Stored items
[START]
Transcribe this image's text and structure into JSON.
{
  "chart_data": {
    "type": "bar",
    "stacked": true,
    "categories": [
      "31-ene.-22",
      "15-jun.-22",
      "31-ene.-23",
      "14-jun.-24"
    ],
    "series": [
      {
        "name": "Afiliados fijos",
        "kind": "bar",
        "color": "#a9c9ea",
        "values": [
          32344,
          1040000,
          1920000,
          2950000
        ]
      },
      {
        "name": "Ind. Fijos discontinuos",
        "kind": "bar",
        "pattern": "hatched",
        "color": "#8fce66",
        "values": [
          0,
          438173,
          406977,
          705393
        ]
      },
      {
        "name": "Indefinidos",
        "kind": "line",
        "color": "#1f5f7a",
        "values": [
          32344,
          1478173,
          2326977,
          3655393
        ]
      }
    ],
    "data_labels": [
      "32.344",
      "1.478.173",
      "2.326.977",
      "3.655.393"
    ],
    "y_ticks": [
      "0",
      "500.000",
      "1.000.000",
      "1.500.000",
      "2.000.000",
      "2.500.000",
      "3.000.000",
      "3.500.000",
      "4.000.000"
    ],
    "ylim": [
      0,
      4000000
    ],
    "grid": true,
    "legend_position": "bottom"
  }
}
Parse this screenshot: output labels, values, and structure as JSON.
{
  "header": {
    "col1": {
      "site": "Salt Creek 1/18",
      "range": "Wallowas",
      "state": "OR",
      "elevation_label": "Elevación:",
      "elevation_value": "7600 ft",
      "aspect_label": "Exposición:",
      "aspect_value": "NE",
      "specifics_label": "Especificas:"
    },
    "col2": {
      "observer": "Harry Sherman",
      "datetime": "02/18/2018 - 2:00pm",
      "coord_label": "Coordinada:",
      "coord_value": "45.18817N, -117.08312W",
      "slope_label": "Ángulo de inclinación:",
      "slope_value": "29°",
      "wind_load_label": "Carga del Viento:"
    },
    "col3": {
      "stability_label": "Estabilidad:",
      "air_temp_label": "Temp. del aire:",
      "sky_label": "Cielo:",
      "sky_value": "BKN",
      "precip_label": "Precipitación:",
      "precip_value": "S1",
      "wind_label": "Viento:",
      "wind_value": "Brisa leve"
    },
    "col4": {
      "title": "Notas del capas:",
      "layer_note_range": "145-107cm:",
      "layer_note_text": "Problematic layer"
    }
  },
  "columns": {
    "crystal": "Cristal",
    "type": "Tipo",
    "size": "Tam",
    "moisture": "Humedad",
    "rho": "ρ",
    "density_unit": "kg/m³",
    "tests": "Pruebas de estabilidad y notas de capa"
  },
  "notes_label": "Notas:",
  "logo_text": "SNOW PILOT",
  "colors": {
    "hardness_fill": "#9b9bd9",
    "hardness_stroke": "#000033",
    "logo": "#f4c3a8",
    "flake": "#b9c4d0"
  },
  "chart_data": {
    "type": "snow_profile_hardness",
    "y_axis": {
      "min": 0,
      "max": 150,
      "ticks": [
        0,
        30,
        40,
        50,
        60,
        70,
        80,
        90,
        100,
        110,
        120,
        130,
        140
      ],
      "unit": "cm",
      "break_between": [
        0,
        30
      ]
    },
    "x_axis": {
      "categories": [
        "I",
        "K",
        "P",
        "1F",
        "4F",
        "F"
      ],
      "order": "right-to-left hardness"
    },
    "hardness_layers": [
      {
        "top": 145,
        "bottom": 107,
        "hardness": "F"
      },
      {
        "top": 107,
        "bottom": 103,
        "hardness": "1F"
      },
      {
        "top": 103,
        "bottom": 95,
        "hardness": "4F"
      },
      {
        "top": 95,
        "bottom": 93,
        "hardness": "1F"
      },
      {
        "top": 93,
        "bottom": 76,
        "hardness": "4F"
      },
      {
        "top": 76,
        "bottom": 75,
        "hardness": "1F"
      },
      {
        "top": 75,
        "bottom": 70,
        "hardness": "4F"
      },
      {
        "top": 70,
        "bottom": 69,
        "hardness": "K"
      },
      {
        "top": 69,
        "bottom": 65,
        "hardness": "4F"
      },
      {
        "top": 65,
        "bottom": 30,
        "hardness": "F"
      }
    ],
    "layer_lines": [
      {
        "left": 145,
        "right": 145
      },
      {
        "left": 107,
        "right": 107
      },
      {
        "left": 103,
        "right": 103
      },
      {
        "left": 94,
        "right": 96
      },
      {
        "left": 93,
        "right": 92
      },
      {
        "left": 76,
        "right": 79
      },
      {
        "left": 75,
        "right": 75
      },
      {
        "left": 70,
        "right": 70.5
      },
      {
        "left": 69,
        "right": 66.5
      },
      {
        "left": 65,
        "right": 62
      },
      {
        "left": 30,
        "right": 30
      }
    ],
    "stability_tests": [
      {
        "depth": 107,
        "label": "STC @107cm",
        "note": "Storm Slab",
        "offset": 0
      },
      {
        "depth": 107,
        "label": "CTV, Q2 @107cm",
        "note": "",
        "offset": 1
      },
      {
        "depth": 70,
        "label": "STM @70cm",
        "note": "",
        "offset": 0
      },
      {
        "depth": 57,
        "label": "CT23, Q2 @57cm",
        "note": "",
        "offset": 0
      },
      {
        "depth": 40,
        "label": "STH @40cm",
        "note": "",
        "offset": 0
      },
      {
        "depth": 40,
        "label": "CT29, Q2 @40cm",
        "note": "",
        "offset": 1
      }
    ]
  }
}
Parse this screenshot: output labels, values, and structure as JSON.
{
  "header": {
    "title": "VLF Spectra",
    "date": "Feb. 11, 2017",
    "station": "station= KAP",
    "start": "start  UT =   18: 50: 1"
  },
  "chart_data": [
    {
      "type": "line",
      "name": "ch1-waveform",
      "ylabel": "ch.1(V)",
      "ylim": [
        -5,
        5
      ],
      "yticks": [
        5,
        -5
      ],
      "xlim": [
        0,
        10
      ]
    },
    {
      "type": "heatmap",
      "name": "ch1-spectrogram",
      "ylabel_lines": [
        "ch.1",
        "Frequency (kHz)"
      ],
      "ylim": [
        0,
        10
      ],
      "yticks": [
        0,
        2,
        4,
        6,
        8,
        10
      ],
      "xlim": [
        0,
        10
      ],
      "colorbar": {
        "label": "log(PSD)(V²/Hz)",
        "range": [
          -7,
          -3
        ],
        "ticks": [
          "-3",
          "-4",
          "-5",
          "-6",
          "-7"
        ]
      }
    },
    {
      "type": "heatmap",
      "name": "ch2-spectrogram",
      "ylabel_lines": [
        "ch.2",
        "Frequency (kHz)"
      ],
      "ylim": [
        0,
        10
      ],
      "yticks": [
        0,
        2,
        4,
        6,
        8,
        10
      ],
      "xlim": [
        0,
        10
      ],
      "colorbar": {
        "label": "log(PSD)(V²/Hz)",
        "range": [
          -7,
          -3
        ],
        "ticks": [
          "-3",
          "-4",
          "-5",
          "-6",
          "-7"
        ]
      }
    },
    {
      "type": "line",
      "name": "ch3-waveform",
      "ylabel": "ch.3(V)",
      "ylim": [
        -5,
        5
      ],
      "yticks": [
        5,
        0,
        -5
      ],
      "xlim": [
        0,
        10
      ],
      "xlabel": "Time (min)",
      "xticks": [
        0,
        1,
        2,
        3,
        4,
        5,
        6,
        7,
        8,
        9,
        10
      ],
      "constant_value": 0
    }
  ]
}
[END]
▸ Work instructions: Type the whole listing again, unaltered.

▸ Correct response:
Transcribe this image's text and structure into JSON.
{
  "chart_data": {
    "type": "bar",
    "stacked": true,
    "categories": [
      "31-ene.-22",
      "15-jun.-22",
      "31-ene.-23",
      "14-jun.-24"
    ],
    "series": [
      {
        "name": "Afiliados fijos",
        "kind": "bar",
        "color": "#a9c9ea",
        "values": [
          32344,
          1040000,
          1920000,
          2950000
        ]
      },
      {
        "name": "Ind. Fijos discontinuos",
        "kind": "bar",
        "pattern": "hatched",
        "color": "#8fce66",
        "values": [
          0,
          438173,
          406977,
          705393
        ]
      },
      {
        "name": "Indefinidos",
        "kind": "line",
        "color": "#1f5f7a",
        "values": [
          32344,
          1478173,
          2326977,
          3655393
        ]
      }
    ],
    "data_labels": [
      "32.344",
      "1.478.173",
      "2.326.977",
      "3.655.393"
    ],
    "y_ticks": [
      "0",
      "500.000",
      "1.000.000",
      "1.500.000",
      "2.000.000",
      "2.500.000",
      "3.000.000",
      "3.500.000",
      "4.000.000"
    ],
    "ylim": [
      0,
      4000000
    ],
    "grid": true,
    "legend_position": "bottom"
  }
}
Parse this screenshot: output labels, values, and structure as JSON.
{
  "header": {
    "col1": {
      "site": "Salt Creek 1/18",
      "range": "Wallowas",
      "state": "OR",
      "elevation_label": "Elevación:",
      "elevation_value": "7600 ft",
      "aspect_label": "Exposición:",
      "aspect_value": "NE",
      "specifics_label": "Especificas:"
    },
    "col2": {
      "observer": "Harry Sherman",
      "datetime": "02/18/2018 - 2:00pm",
      "coord_label": "Coordinada:",
      "coord_value": "45.18817N, -117.08312W",
      "slope_label": "Ángulo de inclinación:",
      "slope_value": "29°",
      "wind_load_label": "Carga del Viento:"
    },
    "col3": {
      "stability_label": "Estabilidad:",
      "air_temp_label": "Temp. del aire:",
      "sky_label": "Cielo:",
      "sky_value": "BKN",
      "precip_label": "Precipitación:",
      "precip_value": "S1",
      "wind_label": "Viento:",
      "wind_value": "Brisa leve"
    },
    "col4": {
      "title": "Notas del capas:",
      "layer_note_range": "145-107cm:",
      "layer_note_text": "Problematic layer"
    }
  },
  "columns": {
    "crystal": "Cristal",
    "type": "Tipo",
    "size": "Tam",
    "moisture": "Humedad",
    "rho": "ρ",
    "density_unit": "kg/m³",
    "tests": "Pruebas de estabilidad y notas de capa"
  },
  "notes_label": "Notas:",
  "logo_text": "SNOW PILOT",
  "colors": {
    "hardness_fill": "#9b9bd9",
    "hardness_stroke": "#000033",
    "logo": "#f4c3a8",
    "flake": "#b9c4d0"
  },
  "chart_data": {
    "type": "snow_profile_hardness",
    "y_axis": {
      "min": 0,
      "max": 150,
      "ticks": [
        0,
        30,
        40,
        50,
        60,
        70,
        80,
        90,
        100,
        110,
        120,
        130,
        140
      ],
      "unit": "cm",
      "break_between": [
        0,
        30
      ]
    },
    "x_axis": {
      "categories": [
        "I",
        "K",
        "P",
        "1F",
        "4F",
        "F"
      ],
      "order": "right-to-left hardness"
    },
    "hardness_layers": [
      {
        "top": 145,
        "bottom": 107,
        "hardness": "F"
      },
      {
        "top": 107,
        "bottom": 103,
        "hardness": "1F"
      },
      {
        "top": 103,
        "bottom": 95,
        "hardness": "4F"
      },
      {
        "top": 95,
        "bottom": 93,
        "hardness": "1F"
      },
      {
        "top": 93,
        "bottom": 76,
        "hardness": "4F"
      },
      {
        "top": 76,
        "bottom": 75,
        "hardness": "1F"
      },
      {
        "top": 75,
        "bottom": 70,
        "hardness": "4F"
      },
      {
        "top": 70,
        "bottom": 69,
        "hardness": "K"
      },
      {
        "top": 69,
        "bottom": 65,
        "hardness": "4F"
      },
      {
        "top": 65,
        "bottom": 30,
        "hardness": "F"
      }
    ],
    "layer_lines": [
      {
        "left": 145,
        "right": 145
      },
      {
        "left": 107,
        "right": 107
      },
      {
        "left": 103,
        "right": 103
      },
      {
        "left": 94,
        "right": 96
      },
      {
        "left": 93,
        "right": 92
      },
      {
        "left": 76,
        "right": 79
      },
      {
        "left": 75,
        "right": 75
      },
      {
        "left": 70,
        "right": 70.5
      },
      {
        "left": 69,
        "right": 66.5
      },
      {
        "left": 65,
        "right": 62
      },
      {
        "left": 30,
        "right": 30
      }
    ],
    "stability_tests": [
      {
        "depth": 107,
        "label": "STC @107cm",
        "note": "Storm Slab",
        "offset": 0
      },
      {
        "depth": 107,
        "label": "CTV, Q2 @107cm",
        "note": "",
        "offset": 1
      },
      {
        "depth": 70,
        "label": "STM @70cm",
        "note": "",
        "offset": 0
      },
      {
        "depth": 57,
        "label": "CT23, Q2 @57cm",
        "note": "",
        "offset": 0
      },
      {
        "depth": 40,
        "label": "STH @40cm",
        "note": "",
        "offset": 0
      },
      {
        "depth": 40,
        "label": "CT29, Q2 @40cm",
        "note": "",
        "offset": 1
      }
    ]
  }
}
Parse this screenshot: output labels, values, and structure as JSON.
{
  "header": {
    "title": "VLF Spectra",
    "date": "Feb. 11, 2017",
    "station": "station= KAP",
    "start": "start  UT =   18: 50: 1"
  },
  "chart_data": [
    {
      "type": "line",
      "name": "ch1-waveform",
      "ylabel": "ch.1(V)",
      "ylim": [
        -5,
        5
      ],
      "yticks": [
        5,
        -5
      ],
      "xlim": [
        0,
        10
      ]
    },
    {
      "type": "heatmap",
      "name": "ch1-spectrogram",
      "ylabel_lines": [
        "ch.1",
        "Frequency (kHz)"
      ],
      "ylim": [
        0,
        10
      ],
      "yticks": [
        0,
        2,
        4,
        6,
        8,
        10
      ],
      "xlim": [
        0,
        10
      ],
      "colorbar": {
        "label": "log(PSD)(V²/Hz)",
        "range": [
          -7,
          -3
        ],
        "ticks": [
          "-3",
          "-4",
          "-5",
          "-6",
          "-7"
        ]
      }
    },
    {
      "type": "heatmap",
      "name": "ch2-spectrogram",
      "ylabel_lines": [
        "ch.2",
        "Frequency (kHz)"
      ],
      "ylim": [
        0,
        10
      ],
      "yticks": [
        0,
        2,
        4,
        6,
        8,
        10
      ],
      "xlim": [
        0,
        10
      ],
      "colorbar": {
        "label": "log(PSD)(V²/Hz)",
        "range": [
          -7,
          -3
        ],
        "ticks": [
          "-3",
          "-4",
          "-5",
          "-6",
          "-7"
        ]
      }
    },
    {
      "type": "line",
      "name": "ch3-waveform",
      "ylabel": "ch.3(V)",
      "ylim": [
        -5,
        5
      ],
      "yticks": [
        5,
        0,
        -5
      ],
      "xlim": [
        0,
        10
      ],
      "xlabel": "Time (min)",
      "xticks": [
        0,
        1,
        2,
        3,
        4,
        5,
        6,
        7,
        8,
        9,
        10
      ],
      "constant_value": 0
    }
  ]
}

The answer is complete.